Directions:
Beginning at the line containing "Type out the text in this image.", output every line to the end of the data below exactly as it appears.

Stored data:
*-*-*
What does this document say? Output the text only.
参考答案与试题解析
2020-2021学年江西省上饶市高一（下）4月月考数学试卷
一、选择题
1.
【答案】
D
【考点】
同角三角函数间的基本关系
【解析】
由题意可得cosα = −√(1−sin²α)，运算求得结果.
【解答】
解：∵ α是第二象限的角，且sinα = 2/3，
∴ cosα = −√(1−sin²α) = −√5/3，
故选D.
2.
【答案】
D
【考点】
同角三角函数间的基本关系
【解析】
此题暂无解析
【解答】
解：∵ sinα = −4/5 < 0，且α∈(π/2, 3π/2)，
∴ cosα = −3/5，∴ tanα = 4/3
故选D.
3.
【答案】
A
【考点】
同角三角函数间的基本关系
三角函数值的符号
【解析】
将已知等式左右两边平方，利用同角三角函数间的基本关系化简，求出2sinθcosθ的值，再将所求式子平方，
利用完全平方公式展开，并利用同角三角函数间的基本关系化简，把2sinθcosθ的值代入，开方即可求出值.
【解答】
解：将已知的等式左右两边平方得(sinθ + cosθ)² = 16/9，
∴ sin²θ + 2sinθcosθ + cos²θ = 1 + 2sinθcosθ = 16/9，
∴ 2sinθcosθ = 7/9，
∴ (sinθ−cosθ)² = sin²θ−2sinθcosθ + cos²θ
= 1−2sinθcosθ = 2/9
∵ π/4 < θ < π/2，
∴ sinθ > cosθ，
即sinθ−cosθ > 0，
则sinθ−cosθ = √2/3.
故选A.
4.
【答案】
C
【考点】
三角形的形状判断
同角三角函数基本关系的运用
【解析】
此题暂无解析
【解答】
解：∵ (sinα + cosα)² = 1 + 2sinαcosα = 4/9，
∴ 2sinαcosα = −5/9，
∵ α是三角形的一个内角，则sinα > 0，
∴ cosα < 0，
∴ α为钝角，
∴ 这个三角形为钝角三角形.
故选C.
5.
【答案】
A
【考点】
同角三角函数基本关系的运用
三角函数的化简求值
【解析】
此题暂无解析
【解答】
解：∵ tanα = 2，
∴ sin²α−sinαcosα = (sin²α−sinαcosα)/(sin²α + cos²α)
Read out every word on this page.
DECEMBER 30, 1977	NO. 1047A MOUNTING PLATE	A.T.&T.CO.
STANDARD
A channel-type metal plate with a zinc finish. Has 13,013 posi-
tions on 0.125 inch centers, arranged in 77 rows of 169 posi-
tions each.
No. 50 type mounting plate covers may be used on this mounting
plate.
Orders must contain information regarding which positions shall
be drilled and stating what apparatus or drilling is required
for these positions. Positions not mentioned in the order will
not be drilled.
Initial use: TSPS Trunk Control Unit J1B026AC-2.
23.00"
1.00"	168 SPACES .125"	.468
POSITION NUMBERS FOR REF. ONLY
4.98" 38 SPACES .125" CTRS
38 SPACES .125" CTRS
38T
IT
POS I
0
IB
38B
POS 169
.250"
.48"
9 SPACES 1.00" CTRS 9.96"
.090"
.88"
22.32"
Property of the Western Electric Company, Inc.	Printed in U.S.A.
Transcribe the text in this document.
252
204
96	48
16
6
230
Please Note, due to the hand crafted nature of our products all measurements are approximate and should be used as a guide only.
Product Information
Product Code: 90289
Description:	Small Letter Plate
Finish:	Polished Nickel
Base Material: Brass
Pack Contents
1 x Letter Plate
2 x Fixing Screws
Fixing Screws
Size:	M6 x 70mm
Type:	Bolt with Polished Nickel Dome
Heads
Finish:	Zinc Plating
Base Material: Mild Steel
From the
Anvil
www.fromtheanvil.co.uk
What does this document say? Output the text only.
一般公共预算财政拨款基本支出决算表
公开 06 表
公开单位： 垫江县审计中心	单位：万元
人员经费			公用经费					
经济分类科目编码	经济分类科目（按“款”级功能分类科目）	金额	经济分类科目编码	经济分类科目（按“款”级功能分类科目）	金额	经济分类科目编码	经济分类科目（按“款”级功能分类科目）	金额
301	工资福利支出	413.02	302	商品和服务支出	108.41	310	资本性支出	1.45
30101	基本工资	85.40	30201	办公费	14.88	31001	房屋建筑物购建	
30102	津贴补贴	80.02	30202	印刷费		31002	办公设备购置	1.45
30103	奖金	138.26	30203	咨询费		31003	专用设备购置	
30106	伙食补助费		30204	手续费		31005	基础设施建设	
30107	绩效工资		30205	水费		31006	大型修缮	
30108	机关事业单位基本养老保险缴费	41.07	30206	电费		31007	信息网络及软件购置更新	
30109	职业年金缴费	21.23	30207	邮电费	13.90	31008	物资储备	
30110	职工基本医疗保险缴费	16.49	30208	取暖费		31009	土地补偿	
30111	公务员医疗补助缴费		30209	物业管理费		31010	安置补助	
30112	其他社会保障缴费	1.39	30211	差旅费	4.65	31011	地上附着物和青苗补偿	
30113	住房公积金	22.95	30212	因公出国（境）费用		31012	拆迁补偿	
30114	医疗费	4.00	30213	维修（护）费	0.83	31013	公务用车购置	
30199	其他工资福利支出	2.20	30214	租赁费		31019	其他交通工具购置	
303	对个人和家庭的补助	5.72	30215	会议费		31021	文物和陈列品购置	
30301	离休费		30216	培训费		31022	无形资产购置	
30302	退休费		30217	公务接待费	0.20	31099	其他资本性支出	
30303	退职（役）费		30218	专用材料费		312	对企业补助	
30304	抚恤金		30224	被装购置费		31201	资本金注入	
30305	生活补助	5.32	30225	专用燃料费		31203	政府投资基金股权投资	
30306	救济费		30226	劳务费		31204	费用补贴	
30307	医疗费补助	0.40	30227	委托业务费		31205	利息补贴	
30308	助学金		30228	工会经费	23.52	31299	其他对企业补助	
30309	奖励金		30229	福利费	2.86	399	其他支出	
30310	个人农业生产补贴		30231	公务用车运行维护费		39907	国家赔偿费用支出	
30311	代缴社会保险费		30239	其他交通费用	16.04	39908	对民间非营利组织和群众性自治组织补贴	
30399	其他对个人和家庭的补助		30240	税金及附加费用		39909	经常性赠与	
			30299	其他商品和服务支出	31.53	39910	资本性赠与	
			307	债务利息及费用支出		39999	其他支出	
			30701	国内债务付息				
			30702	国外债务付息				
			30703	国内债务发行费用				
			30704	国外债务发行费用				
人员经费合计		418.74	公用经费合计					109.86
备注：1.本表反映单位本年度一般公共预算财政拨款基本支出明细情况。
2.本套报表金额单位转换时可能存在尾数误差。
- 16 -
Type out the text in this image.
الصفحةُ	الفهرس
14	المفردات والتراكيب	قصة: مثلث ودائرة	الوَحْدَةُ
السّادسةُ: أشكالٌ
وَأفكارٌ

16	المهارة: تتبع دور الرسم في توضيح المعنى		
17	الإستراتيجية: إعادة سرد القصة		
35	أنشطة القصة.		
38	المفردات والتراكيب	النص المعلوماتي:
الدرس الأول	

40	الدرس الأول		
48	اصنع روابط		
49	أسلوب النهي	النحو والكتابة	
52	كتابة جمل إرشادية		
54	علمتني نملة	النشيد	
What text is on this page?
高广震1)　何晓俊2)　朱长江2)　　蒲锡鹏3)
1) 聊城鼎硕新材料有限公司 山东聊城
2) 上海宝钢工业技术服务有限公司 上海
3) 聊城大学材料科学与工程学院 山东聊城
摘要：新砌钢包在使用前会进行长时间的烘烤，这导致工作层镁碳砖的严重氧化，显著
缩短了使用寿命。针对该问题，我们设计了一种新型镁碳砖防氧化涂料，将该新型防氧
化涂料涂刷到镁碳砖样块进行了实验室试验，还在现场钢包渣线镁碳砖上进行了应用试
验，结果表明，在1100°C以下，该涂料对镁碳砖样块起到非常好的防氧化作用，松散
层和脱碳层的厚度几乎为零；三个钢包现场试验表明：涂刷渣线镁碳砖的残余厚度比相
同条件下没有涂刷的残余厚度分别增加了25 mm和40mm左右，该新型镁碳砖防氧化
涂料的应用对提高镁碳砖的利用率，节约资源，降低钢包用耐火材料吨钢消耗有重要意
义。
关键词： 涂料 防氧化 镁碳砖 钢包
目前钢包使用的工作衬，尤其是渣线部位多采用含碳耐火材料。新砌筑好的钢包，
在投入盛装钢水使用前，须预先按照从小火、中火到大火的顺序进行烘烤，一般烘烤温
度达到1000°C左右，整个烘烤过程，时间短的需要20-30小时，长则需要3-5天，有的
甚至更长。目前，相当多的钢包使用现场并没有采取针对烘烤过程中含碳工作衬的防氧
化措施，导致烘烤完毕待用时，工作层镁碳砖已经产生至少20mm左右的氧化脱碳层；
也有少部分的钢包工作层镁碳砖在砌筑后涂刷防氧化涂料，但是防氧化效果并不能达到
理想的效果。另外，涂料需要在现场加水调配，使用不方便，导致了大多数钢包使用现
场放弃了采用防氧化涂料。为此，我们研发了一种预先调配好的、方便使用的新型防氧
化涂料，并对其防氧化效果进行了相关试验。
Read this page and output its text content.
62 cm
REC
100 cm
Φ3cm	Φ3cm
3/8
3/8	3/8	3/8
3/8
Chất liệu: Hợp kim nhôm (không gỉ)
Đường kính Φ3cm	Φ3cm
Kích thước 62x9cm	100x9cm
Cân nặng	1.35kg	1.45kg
*-*-*
Written answer:
Type out the text in this image.
الصفحةُ	الفهرس
14	المفردات والتراكيب	قصة: مثلث ودائرة	الوَحْدَةُ
السّادسةُ: أشكالٌ
وَأفكارٌ

16	المهارة: تتبع دور الرسم في توضيح المعنى		
17	الإستراتيجية: إعادة سرد القصة		
35	أنشطة القصة.		
38	المفردات والتراكيب	النص المعلوماتي:
الدرس الأول	

40	الدرس الأول		
48	اصنع روابط		
49	أسلوب النهي	النحو والكتابة	
52	كتابة جمل إرشادية		
54	علمتني نملة	النشيد	
What text is on this page?
高广震1)　何晓俊2)　朱长江2)　　蒲锡鹏3)
1) 聊城鼎硕新材料有限公司 山东聊城
2) 上海宝钢工业技术服务有限公司 上海
3) 聊城大学材料科学与工程学院 山东聊城
摘要：新砌钢包在使用前会进行长时间的烘烤，这导致工作层镁碳砖的严重氧化，显著
缩短了使用寿命。针对该问题，我们设计了一种新型镁碳砖防氧化涂料，将该新型防氧
化涂料涂刷到镁碳砖样块进行了实验室试验，还在现场钢包渣线镁碳砖上进行了应用试
验，结果表明，在1100°C以下，该涂料对镁碳砖样块起到非常好的防氧化作用，松散
层和脱碳层的厚度几乎为零；三个钢包现场试验表明：涂刷渣线镁碳砖的残余厚度比相
同条件下没有涂刷的残余厚度分别增加了25 mm和40mm左右，该新型镁碳砖防氧化
涂料的应用对提高镁碳砖的利用率，节约资源，降低钢包用耐火材料吨钢消耗有重要意
义。
关键词： 涂料 防氧化 镁碳砖 钢包
目前钢包使用的工作衬，尤其是渣线部位多采用含碳耐火材料。新砌筑好的钢包，
在投入盛装钢水使用前，须预先按照从小火、中火到大火的顺序进行烘烤，一般烘烤温
度达到1000°C左右，整个烘烤过程，时间短的需要20-30小时，长则需要3-5天，有的
甚至更长。目前，相当多的钢包使用现场并没有采取针对烘烤过程中含碳工作衬的防氧
化措施，导致烘烤完毕待用时，工作层镁碳砖已经产生至少20mm左右的氧化脱碳层；
也有少部分的钢包工作层镁碳砖在砌筑后涂刷防氧化涂料，但是防氧化效果并不能达到
理想的效果。另外，涂料需要在现场加水调配，使用不方便，导致了大多数钢包使用现
场放弃了采用防氧化涂料。为此，我们研发了一种预先调配好的、方便使用的新型防氧
化涂料，并对其防氧化效果进行了相关试验。
Read this page and output its text content.
62 cm
REC
100 cm
Φ3cm	Φ3cm
3/8
3/8	3/8	3/8
3/8
Chất liệu: Hợp kim nhôm (không gỉ)
Đường kính Φ3cm	Φ3cm
Kích thước 62x9cm	100x9cm
Cân nặng	1.35kg	1.45kg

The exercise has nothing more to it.